#### [Stated task]
Search the material for the string "ylabel", then report how many lines hold it, with no other text.

Items from a data source:
______________________________
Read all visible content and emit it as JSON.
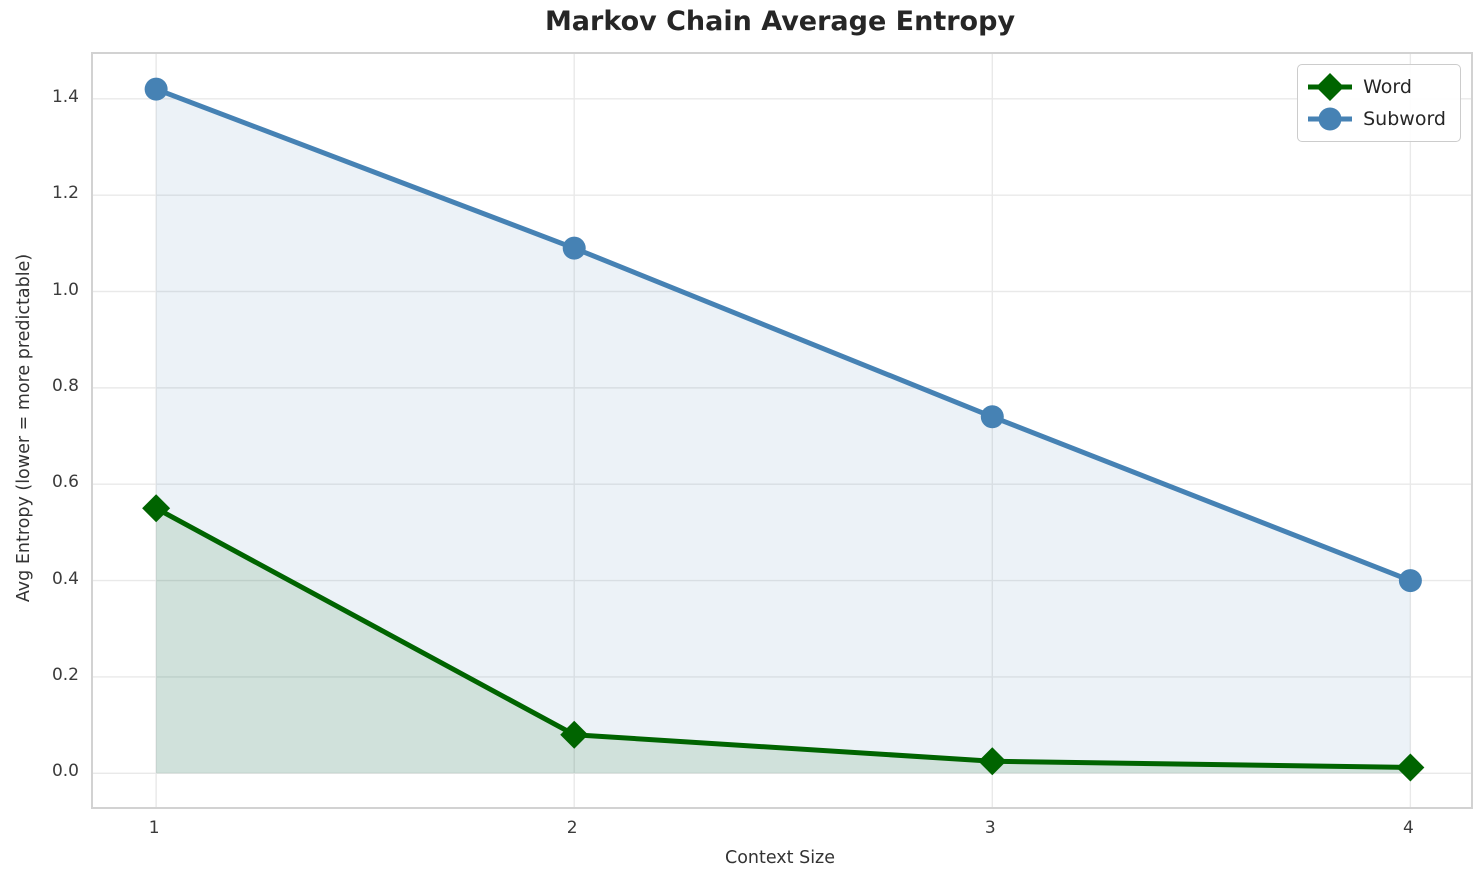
{
  "chart_data": {
    "type": "line",
    "title": "Markov Chain Average Entropy",
    "xlabel": "Context Size",
    "ylabel": "Avg Entropy (lower = more predictable)",
    "x": [
      1,
      2,
      3,
      4
    ],
    "series": [
      {
        "name": "Word",
        "values": [
          0.55,
          0.08,
          0.025,
          0.012
        ],
        "color": "#006400",
        "marker": "diamond",
        "marker_size": 14,
        "line_width": 5,
        "fill_to_zero": true,
        "fill_alpha": 0.12
      },
      {
        "name": "Subword",
        "values": [
          1.42,
          1.09,
          0.74,
          0.4
        ],
        "color": "#4682b4",
        "marker": "circle",
        "marker_size": 12,
        "line_width": 5,
        "fill_to_zero": true,
        "fill_alpha": 0.1
      }
    ],
    "xlim": [
      0.849,
      4.145
    ],
    "ylim": [
      -0.07,
      1.493
    ],
    "xticks": {
      "values": [
        1,
        2,
        3,
        4
      ],
      "labels": [
        "1",
        "2",
        "3",
        "4"
      ]
    },
    "yticks": {
      "values": [
        0.0,
        0.2,
        0.4,
        0.6,
        0.8,
        1.0,
        1.2,
        1.4
      ],
      "labels": [
        "0.0",
        "0.2",
        "0.4",
        "0.6",
        "0.8",
        "1.0",
        "1.2",
        "1.4"
      ]
    },
    "grid": true,
    "grid_color": "#e9e9e9",
    "legend": {
      "position": "upper-right",
      "entries": [
        "Word",
        "Subword"
      ]
    }
  }
}
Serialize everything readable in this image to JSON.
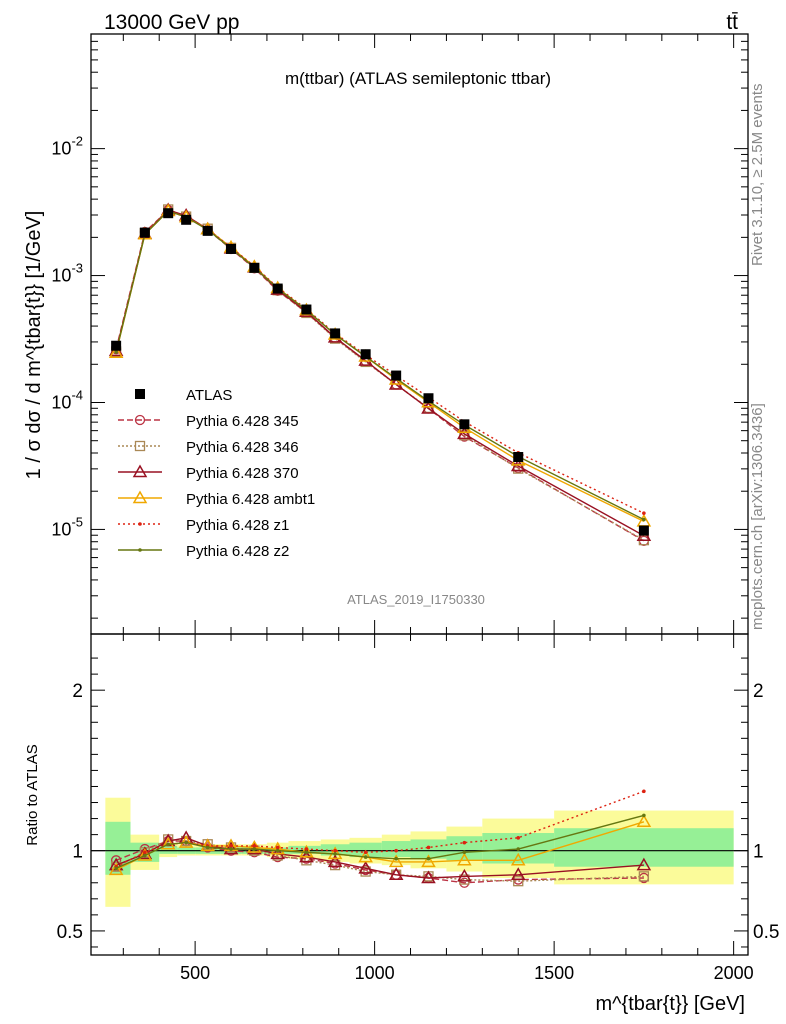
{
  "header": {
    "left": "13000 GeV pp",
    "right": "tt̄"
  },
  "side": {
    "rivet": "Rivet 3.1.10, ≥ 2.5M events",
    "mcplots": "mcplots.cern.ch [arXiv:1306.3436]"
  },
  "watermark": "ATLAS_2019_I1750330",
  "chart_data": [
    {
      "type": "line",
      "title": "m(ttbar) (ATLAS semileptonic ttbar)",
      "ylabel": "1 / σ dσ / d m^{tbar{t}} [1/GeV]",
      "yscale": "log",
      "ylim": [
        1.5e-06,
        0.08
      ],
      "xlim": [
        210,
        2040
      ],
      "legend_position": "left-middle",
      "yticks": [
        {
          "value": 0.01,
          "label": "10^-2"
        },
        {
          "value": 0.001,
          "label": "10^-3"
        },
        {
          "value": 0.0001,
          "label": "10^-4"
        },
        {
          "value": 1e-05,
          "label": "10^-5"
        }
      ],
      "x": [
        280,
        360,
        425,
        475,
        535,
        600,
        665,
        730,
        810,
        890,
        975,
        1060,
        1150,
        1250,
        1400,
        1750
      ],
      "data": {
        "name": "ATLAS",
        "values": [
          0.00028,
          0.00218,
          0.0031,
          0.00275,
          0.00225,
          0.00162,
          0.00115,
          0.00079,
          0.00054,
          0.00035,
          0.00024,
          0.000163,
          0.000108,
          6.73e-05,
          3.72e-05,
          9.8e-06
        ],
        "band_edges": [
          250,
          320,
          400,
          450,
          500,
          570,
          630,
          700,
          760,
          850,
          930,
          1020,
          1100,
          1200,
          1300,
          1500,
          2000
        ],
        "ratio_band_green": [
          [
            0.85,
            1.18
          ],
          [
            0.93,
            1.05
          ],
          [
            0.98,
            1.03
          ],
          [
            0.98,
            1.02
          ],
          [
            0.98,
            1.02
          ],
          [
            0.98,
            1.02
          ],
          [
            0.98,
            1.02
          ],
          [
            0.98,
            1.02
          ],
          [
            0.98,
            1.03
          ],
          [
            0.97,
            1.04
          ],
          [
            0.96,
            1.05
          ],
          [
            0.96,
            1.06
          ],
          [
            0.95,
            1.07
          ],
          [
            0.94,
            1.09
          ],
          [
            0.92,
            1.11
          ],
          [
            0.9,
            1.14
          ]
        ],
        "ratio_band_yellow": [
          [
            0.65,
            1.33
          ],
          [
            0.88,
            1.1
          ],
          [
            0.96,
            1.05
          ],
          [
            0.97,
            1.04
          ],
          [
            0.97,
            1.04
          ],
          [
            0.97,
            1.04
          ],
          [
            0.97,
            1.04
          ],
          [
            0.96,
            1.05
          ],
          [
            0.95,
            1.06
          ],
          [
            0.93,
            1.07
          ],
          [
            0.92,
            1.08
          ],
          [
            0.91,
            1.1
          ],
          [
            0.89,
            1.12
          ],
          [
            0.87,
            1.15
          ],
          [
            0.83,
            1.2
          ],
          [
            0.79,
            1.25
          ]
        ]
      },
      "series": [
        {
          "name": "Pythia 6.428 345",
          "color": "#bb3344",
          "dash": "6,3",
          "marker": "circle",
          "ratio": [
            0.94,
            1.01,
            1.06,
            1.06,
            1.02,
            1.0,
            0.99,
            0.96,
            0.95,
            0.92,
            0.88,
            0.85,
            0.83,
            0.8,
            0.82,
            0.83
          ]
        },
        {
          "name": "Pythia 6.428 346",
          "color": "#aa8855",
          "dash": "2,2",
          "marker": "square",
          "ratio": [
            0.9,
            0.99,
            1.07,
            1.06,
            1.04,
            1.02,
            1.0,
            0.97,
            0.94,
            0.91,
            0.87,
            0.85,
            0.84,
            0.82,
            0.81,
            0.84
          ]
        },
        {
          "name": "Pythia 6.428 370",
          "color": "#991122",
          "dash": "",
          "marker": "triangle-open",
          "ratio": [
            0.91,
            0.98,
            1.06,
            1.08,
            1.03,
            1.01,
            1.01,
            0.98,
            0.96,
            0.93,
            0.89,
            0.85,
            0.83,
            0.84,
            0.85,
            0.91
          ]
        },
        {
          "name": "Pythia 6.428 ambt1",
          "color": "#f0a800",
          "dash": "",
          "marker": "triangle-open",
          "ratio": [
            0.88,
            0.97,
            1.04,
            1.05,
            1.03,
            1.03,
            1.02,
            1.01,
            0.99,
            0.98,
            0.96,
            0.93,
            0.93,
            0.94,
            0.94,
            1.18
          ]
        },
        {
          "name": "Pythia 6.428 z1",
          "color": "#dd2211",
          "dash": "2,3",
          "marker": "dot",
          "ratio": [
            0.9,
            0.99,
            1.04,
            1.05,
            1.03,
            1.03,
            1.03,
            1.02,
            1.01,
            1.0,
            0.99,
            1.0,
            1.02,
            1.05,
            1.08,
            1.37
          ]
        },
        {
          "name": "Pythia 6.428 z2",
          "color": "#667711",
          "dash": "",
          "marker": "dot",
          "ratio": [
            0.89,
            0.97,
            1.04,
            1.05,
            1.02,
            1.01,
            1.01,
            1.0,
            0.99,
            0.98,
            0.96,
            0.95,
            0.95,
            0.99,
            1.01,
            1.22
          ]
        }
      ]
    },
    {
      "type": "line",
      "ylabel": "Ratio to ATLAS",
      "xlabel": "m^{tbar{t}} [GeV]",
      "ylim": [
        0.35,
        2.35
      ],
      "xlim": [
        210,
        2040
      ],
      "xticks": [
        500,
        1000,
        1500,
        2000
      ],
      "xtick_labels": [
        "500",
        "1000",
        "1500",
        "2000"
      ],
      "yticks": [
        0.5,
        1,
        2
      ],
      "ytick_labels": [
        "0.5",
        "1",
        "2"
      ],
      "reference_line": 1
    }
  ]
}
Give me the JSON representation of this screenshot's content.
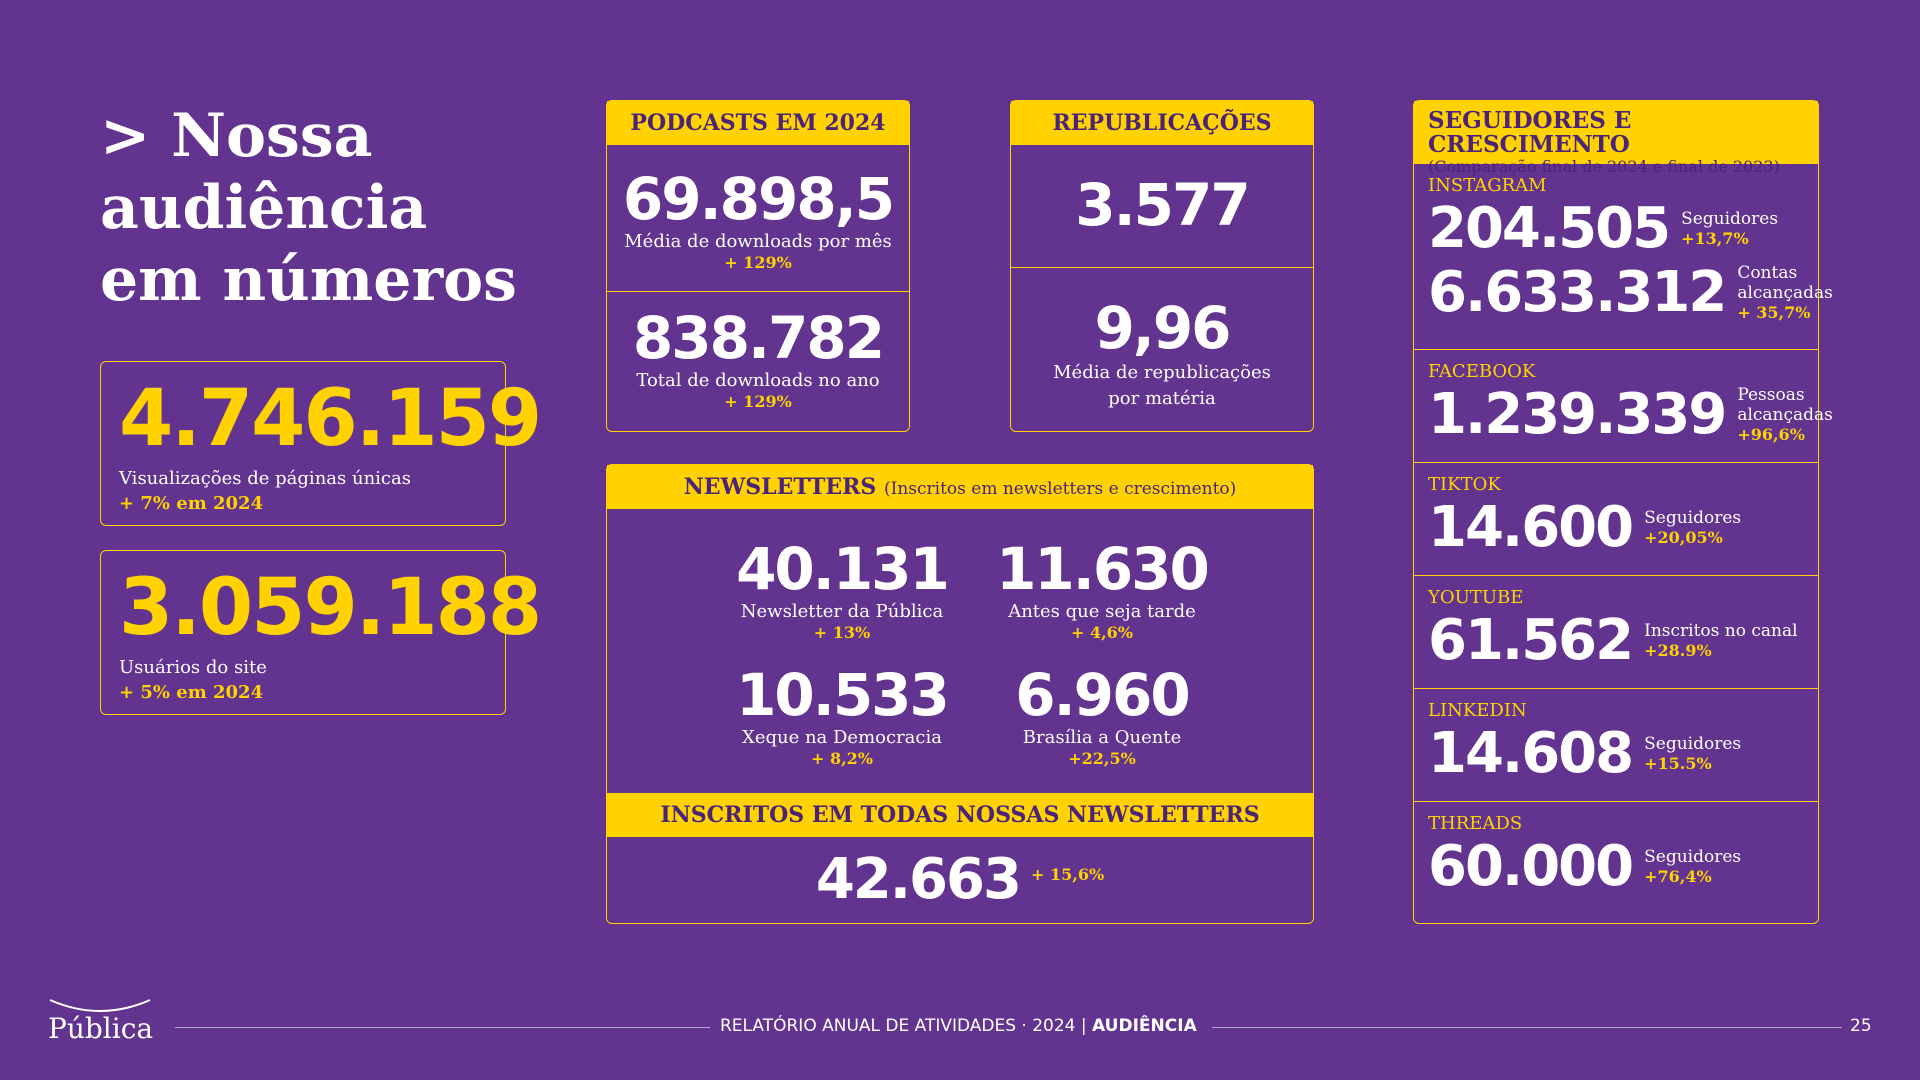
{
  "title": {
    "arrow": ">",
    "line1": "Nossa",
    "line2": "audiência",
    "line3": "em números"
  },
  "kpis": [
    {
      "value": "4.746.159",
      "label": "Visualizações de páginas únicas",
      "change": "+ 7% em 2024"
    },
    {
      "value": "3.059.188",
      "label": "Usuários do site",
      "change": "+ 5% em 2024"
    }
  ],
  "podcasts": {
    "header": "PODCASTS EM 2024",
    "items": [
      {
        "value": "69.898,5",
        "label": "Média de downloads por mês",
        "change": "+ 129%"
      },
      {
        "value": "838.782",
        "label": "Total de downloads no ano",
        "change": "+ 129%"
      }
    ]
  },
  "republicacoes": {
    "header": "REPUBLICAÇÕES",
    "total": "3.577",
    "avg_value": "9,96",
    "avg_label_1": "Média de republicações",
    "avg_label_2": "por matéria"
  },
  "newsletters": {
    "header": "NEWSLETTERS",
    "header_sub": "(Inscritos em newsletters e crescimento)",
    "items": [
      {
        "value": "40.131",
        "label": "Newsletter da Pública",
        "change": "+ 13%"
      },
      {
        "value": "11.630",
        "label": "Antes que seja tarde",
        "change": "+ 4,6%"
      },
      {
        "value": "10.533",
        "label": "Xeque na Democracia",
        "change": "+ 8,2%"
      },
      {
        "value": "6.960",
        "label": "Brasília a Quente",
        "change": "+22,5%"
      }
    ],
    "total_header": "INSCRITOS EM TODAS NOSSAS NEWSLETTERS",
    "total_value": "42.663",
    "total_change": "+ 15,6%"
  },
  "social": {
    "header": "SEGUIDORES E CRESCIMENTO",
    "subheader": "(Comparação final de 2024 e final de 2023)",
    "networks": [
      {
        "name": "INSTAGRAM",
        "rows": [
          {
            "value": "204.505",
            "label": "Seguidores",
            "change": "+13,7%"
          },
          {
            "value": "6.633.312",
            "label": "Contas alcançadas",
            "change": "+ 35,7%"
          }
        ]
      },
      {
        "name": "FACEBOOK",
        "rows": [
          {
            "value": "1.239.339",
            "label": "Pessoas alcançadas",
            "change": "+96,6%"
          }
        ]
      },
      {
        "name": "TIKTOK",
        "rows": [
          {
            "value": "14.600",
            "label": "Seguidores",
            "change": "+20,05%"
          }
        ]
      },
      {
        "name": "YOUTUBE",
        "rows": [
          {
            "value": "61.562",
            "label": "Inscritos no canal",
            "change": "+28.9%"
          }
        ]
      },
      {
        "name": "LINKEDIN",
        "rows": [
          {
            "value": "14.608",
            "label": "Seguidores",
            "change": "+15.5%"
          }
        ]
      },
      {
        "name": "THREADS",
        "rows": [
          {
            "value": "60.000",
            "label": "Seguidores",
            "change": "+76,4%"
          }
        ]
      }
    ]
  },
  "footer": {
    "logo": "Pública",
    "report": "RELATÓRIO ANUAL DE ATIVIDADES · 2024",
    "divider": "|",
    "section": "AUDIÊNCIA",
    "page": "25"
  },
  "colors": {
    "background": "#62348f",
    "accent": "#ffd200",
    "header_text": "#4b2479"
  }
}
______________________________
#### [Answer below]
3